— Start STORED RECORDS —

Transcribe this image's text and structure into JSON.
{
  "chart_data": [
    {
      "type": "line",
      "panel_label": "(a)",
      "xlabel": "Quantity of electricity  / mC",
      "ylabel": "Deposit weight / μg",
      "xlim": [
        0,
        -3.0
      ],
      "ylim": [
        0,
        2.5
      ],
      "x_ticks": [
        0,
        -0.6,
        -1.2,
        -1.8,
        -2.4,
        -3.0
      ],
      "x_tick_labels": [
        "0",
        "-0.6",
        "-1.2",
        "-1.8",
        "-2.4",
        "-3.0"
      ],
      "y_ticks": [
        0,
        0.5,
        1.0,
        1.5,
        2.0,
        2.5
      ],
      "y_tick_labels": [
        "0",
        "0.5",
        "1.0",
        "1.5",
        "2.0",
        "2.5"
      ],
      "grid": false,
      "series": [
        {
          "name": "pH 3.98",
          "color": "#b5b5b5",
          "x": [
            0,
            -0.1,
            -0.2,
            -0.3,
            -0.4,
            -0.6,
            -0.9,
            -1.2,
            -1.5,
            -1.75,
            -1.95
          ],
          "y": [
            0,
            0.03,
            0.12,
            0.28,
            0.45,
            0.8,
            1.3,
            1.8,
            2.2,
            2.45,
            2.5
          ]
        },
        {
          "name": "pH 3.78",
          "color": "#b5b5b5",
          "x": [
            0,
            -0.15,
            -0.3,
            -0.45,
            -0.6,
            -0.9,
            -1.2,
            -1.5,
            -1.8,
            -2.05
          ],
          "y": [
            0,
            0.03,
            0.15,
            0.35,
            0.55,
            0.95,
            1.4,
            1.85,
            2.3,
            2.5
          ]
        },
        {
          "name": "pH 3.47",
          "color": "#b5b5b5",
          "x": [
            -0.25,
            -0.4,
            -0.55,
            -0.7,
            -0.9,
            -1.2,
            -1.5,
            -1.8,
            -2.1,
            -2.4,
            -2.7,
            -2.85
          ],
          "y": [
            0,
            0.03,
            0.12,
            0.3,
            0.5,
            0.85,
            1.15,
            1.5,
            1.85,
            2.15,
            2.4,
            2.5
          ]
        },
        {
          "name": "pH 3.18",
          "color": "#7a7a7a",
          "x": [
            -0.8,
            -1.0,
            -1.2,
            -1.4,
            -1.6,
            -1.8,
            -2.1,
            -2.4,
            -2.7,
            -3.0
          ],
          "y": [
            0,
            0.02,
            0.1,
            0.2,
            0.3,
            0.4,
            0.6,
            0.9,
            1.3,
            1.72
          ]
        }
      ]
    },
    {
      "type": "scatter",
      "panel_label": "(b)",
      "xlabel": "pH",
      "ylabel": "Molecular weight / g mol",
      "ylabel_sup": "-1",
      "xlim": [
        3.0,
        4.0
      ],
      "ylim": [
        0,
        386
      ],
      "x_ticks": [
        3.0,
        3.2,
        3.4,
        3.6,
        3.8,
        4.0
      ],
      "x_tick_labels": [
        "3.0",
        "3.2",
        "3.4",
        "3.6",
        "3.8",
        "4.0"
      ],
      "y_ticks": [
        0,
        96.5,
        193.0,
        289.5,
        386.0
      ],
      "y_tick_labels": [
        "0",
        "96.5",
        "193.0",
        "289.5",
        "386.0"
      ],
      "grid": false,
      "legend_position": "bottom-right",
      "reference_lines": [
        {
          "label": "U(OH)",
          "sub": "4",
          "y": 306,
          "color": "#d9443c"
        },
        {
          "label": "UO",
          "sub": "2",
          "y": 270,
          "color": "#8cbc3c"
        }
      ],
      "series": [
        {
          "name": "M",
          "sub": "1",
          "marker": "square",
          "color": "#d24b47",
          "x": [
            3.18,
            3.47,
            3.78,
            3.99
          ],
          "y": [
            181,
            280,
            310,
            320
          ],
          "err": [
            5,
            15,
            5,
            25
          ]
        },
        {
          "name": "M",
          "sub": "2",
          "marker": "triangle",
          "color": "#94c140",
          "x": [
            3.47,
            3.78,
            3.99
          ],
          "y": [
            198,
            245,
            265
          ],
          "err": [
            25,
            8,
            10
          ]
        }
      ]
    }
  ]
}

— End STORED RECORDS —

### INSTRUCTION
Using the data above, print every record exactly as shown.

### COMPLETE ANSWER
Transcribe this image's text and structure into JSON.
{
  "chart_data": [
    {
      "type": "line",
      "panel_label": "(a)",
      "xlabel": "Quantity of electricity  / mC",
      "ylabel": "Deposit weight / μg",
      "xlim": [
        0,
        -3.0
      ],
      "ylim": [
        0,
        2.5
      ],
      "x_ticks": [
        0,
        -0.6,
        -1.2,
        -1.8,
        -2.4,
        -3.0
      ],
      "x_tick_labels": [
        "0",
        "-0.6",
        "-1.2",
        "-1.8",
        "-2.4",
        "-3.0"
      ],
      "y_ticks": [
        0,
        0.5,
        1.0,
        1.5,
        2.0,
        2.5
      ],
      "y_tick_labels": [
        "0",
        "0.5",
        "1.0",
        "1.5",
        "2.0",
        "2.5"
      ],
      "grid": false,
      "series": [
        {
          "name": "pH 3.98",
          "color": "#b5b5b5",
          "x": [
            0,
            -0.1,
            -0.2,
            -0.3,
            -0.4,
            -0.6,
            -0.9,
            -1.2,
            -1.5,
            -1.75,
            -1.95
          ],
          "y": [
            0,
            0.03,
            0.12,
            0.28,
            0.45,
            0.8,
            1.3,
            1.8,
            2.2,
            2.45,
            2.5
          ]
        },
        {
          "name": "pH 3.78",
          "color": "#b5b5b5",
          "x": [
            0,
            -0.15,
            -0.3,
            -0.45,
            -0.6,
            -0.9,
            -1.2,
            -1.5,
            -1.8,
            -2.05
          ],
          "y": [
            0,
            0.03,
            0.15,
            0.35,
            0.55,
            0.95,
            1.4,
            1.85,
            2.3,
            2.5
          ]
        },
        {
          "name": "pH 3.47",
          "color": "#b5b5b5",
          "x": [
            -0.25,
            -0.4,
            -0.55,
            -0.7,
            -0.9,
            -1.2,
            -1.5,
            -1.8,
            -2.1,
            -2.4,
            -2.7,
            -2.85
          ],
          "y": [
            0,
            0.03,
            0.12,
            0.3,
            0.5,
            0.85,
            1.15,
            1.5,
            1.85,
            2.15,
            2.4,
            2.5
          ]
        },
        {
          "name": "pH 3.18",
          "color": "#7a7a7a",
          "x": [
            -0.8,
            -1.0,
            -1.2,
            -1.4,
            -1.6,
            -1.8,
            -2.1,
            -2.4,
            -2.7,
            -3.0
          ],
          "y": [
            0,
            0.02,
            0.1,
            0.2,
            0.3,
            0.4,
            0.6,
            0.9,
            1.3,
            1.72
          ]
        }
      ]
    },
    {
      "type": "scatter",
      "panel_label": "(b)",
      "xlabel": "pH",
      "ylabel": "Molecular weight / g mol",
      "ylabel_sup": "-1",
      "xlim": [
        3.0,
        4.0
      ],
      "ylim": [
        0,
        386
      ],
      "x_ticks": [
        3.0,
        3.2,
        3.4,
        3.6,
        3.8,
        4.0
      ],
      "x_tick_labels": [
        "3.0",
        "3.2",
        "3.4",
        "3.6",
        "3.8",
        "4.0"
      ],
      "y_ticks": [
        0,
        96.5,
        193.0,
        289.5,
        386.0
      ],
      "y_tick_labels": [
        "0",
        "96.5",
        "193.0",
        "289.5",
        "386.0"
      ],
      "grid": false,
      "legend_position": "bottom-right",
      "reference_lines": [
        {
          "label": "U(OH)",
          "sub": "4",
          "y": 306,
          "color": "#d9443c"
        },
        {
          "label": "UO",
          "sub": "2",
          "y": 270,
          "color": "#8cbc3c"
        }
      ],
      "series": [
        {
          "name": "M",
          "sub": "1",
          "marker": "square",
          "color": "#d24b47",
          "x": [
            3.18,
            3.47,
            3.78,
            3.99
          ],
          "y": [
            181,
            280,
            310,
            320
          ],
          "err": [
            5,
            15,
            5,
            25
          ]
        },
        {
          "name": "M",
          "sub": "2",
          "marker": "triangle",
          "color": "#94c140",
          "x": [
            3.47,
            3.78,
            3.99
          ],
          "y": [
            198,
            245,
            265
          ],
          "err": [
            25,
            8,
            10
          ]
        }
      ]
    }
  ]
}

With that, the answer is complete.